[START]

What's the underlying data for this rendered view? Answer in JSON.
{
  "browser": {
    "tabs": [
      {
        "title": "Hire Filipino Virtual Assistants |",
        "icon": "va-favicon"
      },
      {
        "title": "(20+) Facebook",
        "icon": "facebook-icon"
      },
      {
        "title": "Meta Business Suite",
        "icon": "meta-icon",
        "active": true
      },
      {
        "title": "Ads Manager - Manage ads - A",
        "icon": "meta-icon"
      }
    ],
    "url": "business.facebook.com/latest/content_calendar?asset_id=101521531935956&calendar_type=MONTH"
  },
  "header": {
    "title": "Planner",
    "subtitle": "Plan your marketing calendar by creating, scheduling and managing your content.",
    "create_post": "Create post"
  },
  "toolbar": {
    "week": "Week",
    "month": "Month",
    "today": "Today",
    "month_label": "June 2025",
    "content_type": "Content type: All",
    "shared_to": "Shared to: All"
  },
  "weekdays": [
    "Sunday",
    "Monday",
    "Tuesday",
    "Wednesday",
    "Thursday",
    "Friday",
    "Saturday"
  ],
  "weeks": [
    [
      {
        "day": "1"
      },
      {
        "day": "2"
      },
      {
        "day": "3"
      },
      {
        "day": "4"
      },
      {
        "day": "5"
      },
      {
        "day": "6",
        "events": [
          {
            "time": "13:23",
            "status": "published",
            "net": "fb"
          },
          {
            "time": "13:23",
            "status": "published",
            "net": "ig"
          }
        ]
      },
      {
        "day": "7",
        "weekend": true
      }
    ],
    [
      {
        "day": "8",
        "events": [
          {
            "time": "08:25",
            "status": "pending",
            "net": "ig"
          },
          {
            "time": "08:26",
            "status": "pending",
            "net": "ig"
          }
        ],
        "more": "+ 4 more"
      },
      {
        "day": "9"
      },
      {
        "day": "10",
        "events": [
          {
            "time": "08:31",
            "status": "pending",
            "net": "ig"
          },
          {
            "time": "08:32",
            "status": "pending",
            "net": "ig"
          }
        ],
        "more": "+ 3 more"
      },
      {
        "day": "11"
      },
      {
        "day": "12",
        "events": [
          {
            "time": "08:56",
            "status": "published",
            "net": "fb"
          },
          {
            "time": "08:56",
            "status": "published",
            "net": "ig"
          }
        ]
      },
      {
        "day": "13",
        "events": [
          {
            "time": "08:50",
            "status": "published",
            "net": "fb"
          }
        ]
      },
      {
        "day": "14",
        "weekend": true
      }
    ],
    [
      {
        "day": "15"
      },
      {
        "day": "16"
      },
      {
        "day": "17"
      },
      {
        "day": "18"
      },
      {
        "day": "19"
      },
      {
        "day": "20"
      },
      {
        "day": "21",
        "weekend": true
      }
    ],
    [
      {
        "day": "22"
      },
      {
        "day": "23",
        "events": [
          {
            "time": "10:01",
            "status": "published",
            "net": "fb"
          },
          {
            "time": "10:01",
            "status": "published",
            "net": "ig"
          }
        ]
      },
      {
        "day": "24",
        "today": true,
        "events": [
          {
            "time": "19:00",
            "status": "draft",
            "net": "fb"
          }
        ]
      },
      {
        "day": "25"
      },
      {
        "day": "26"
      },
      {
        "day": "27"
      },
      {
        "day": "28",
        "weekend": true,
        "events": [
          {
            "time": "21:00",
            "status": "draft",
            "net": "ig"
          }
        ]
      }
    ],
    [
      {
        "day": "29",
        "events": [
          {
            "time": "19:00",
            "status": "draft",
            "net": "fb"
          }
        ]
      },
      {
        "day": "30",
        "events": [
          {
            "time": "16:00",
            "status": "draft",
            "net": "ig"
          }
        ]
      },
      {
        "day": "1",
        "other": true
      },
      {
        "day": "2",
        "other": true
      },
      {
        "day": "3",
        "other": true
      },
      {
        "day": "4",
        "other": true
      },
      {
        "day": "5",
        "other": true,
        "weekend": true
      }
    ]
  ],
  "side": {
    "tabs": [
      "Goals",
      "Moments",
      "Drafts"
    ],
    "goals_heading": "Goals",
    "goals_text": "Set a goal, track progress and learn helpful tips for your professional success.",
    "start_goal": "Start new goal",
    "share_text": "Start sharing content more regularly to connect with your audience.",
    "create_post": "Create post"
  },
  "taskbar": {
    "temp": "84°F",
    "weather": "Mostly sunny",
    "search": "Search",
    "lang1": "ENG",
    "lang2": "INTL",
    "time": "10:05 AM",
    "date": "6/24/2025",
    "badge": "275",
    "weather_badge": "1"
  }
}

[END]

▸ SHORT TASK: Look through the records and gather every line containing "icon".

▸ THE REPLY:
        "icon": "va-favicon"
        "icon": "facebook-icon"
        "icon": "meta-icon",
        "icon": "meta-icon"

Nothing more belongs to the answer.